- **The task**:
Restate each line word for word. Leave out every picture.

┄┄┄┄┄┄┄┄┄┄┄┄┄┄┄┄┄┄┄┄

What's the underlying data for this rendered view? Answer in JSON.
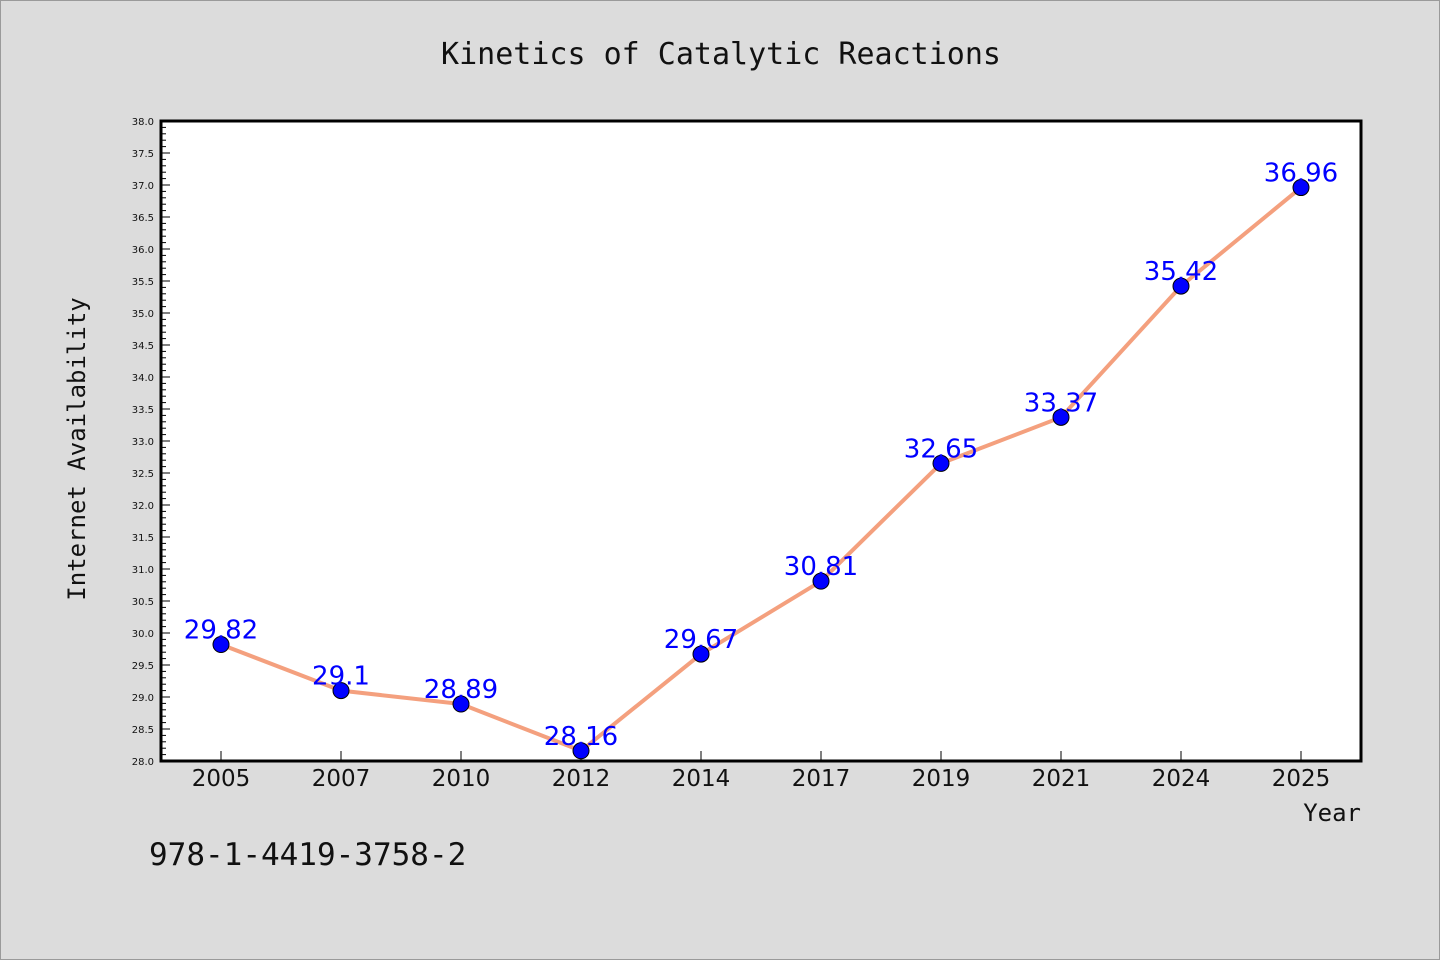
{
  "chart_data": {
    "type": "line",
    "title": "Kinetics of Catalytic Reactions",
    "xlabel": "Year",
    "ylabel": "Internet Availability",
    "categories": [
      "2005",
      "2007",
      "2010",
      "2012",
      "2014",
      "2017",
      "2019",
      "2021",
      "2024",
      "2025"
    ],
    "values": [
      29.82,
      29.1,
      28.89,
      28.16,
      29.67,
      30.81,
      32.65,
      33.37,
      35.42,
      36.96
    ],
    "data_labels": [
      "29.82",
      "29.1",
      "28.89",
      "28.16",
      "29.67",
      "30.81",
      "32.65",
      "33.37",
      "35.42",
      "36.96"
    ],
    "ylim": [
      28.0,
      38.0
    ],
    "yticks": [
      "28.0",
      "28.5",
      "29.0",
      "29.5",
      "30.0",
      "30.5",
      "31.0",
      "31.5",
      "32.0",
      "32.5",
      "33.0",
      "33.5",
      "34.0",
      "34.5",
      "35.0",
      "35.5",
      "36.0",
      "36.5",
      "37.0",
      "37.5",
      "38.0"
    ],
    "grid": false,
    "legend": "none",
    "line_color": "#f4a07e",
    "marker_color": "#0000ff",
    "label_color": "#0000ff",
    "background": "#dcdcdc",
    "plot_background": "#ffffff"
  },
  "annotation": "978-1-4419-3758-2"
}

┄┄┄┄┄┄┄┄┄┄┄┄┄┄┄┄┄┄┄┄

- **Solution for this task**:
What's the underlying data for this rendered view? Answer in JSON.
{
  "chart_data": {
    "type": "line",
    "title": "Kinetics of Catalytic Reactions",
    "xlabel": "Year",
    "ylabel": "Internet Availability",
    "categories": [
      "2005",
      "2007",
      "2010",
      "2012",
      "2014",
      "2017",
      "2019",
      "2021",
      "2024",
      "2025"
    ],
    "values": [
      29.82,
      29.1,
      28.89,
      28.16,
      29.67,
      30.81,
      32.65,
      33.37,
      35.42,
      36.96
    ],
    "data_labels": [
      "29.82",
      "29.1",
      "28.89",
      "28.16",
      "29.67",
      "30.81",
      "32.65",
      "33.37",
      "35.42",
      "36.96"
    ],
    "ylim": [
      28.0,
      38.0
    ],
    "yticks": [
      "28.0",
      "28.5",
      "29.0",
      "29.5",
      "30.0",
      "30.5",
      "31.0",
      "31.5",
      "32.0",
      "32.5",
      "33.0",
      "33.5",
      "34.0",
      "34.5",
      "35.0",
      "35.5",
      "36.0",
      "36.5",
      "37.0",
      "37.5",
      "38.0"
    ],
    "grid": false,
    "legend": "none",
    "line_color": "#f4a07e",
    "marker_color": "#0000ff",
    "label_color": "#0000ff",
    "background": "#dcdcdc",
    "plot_background": "#ffffff"
  },
  "annotation": "978-1-4419-3758-2"
}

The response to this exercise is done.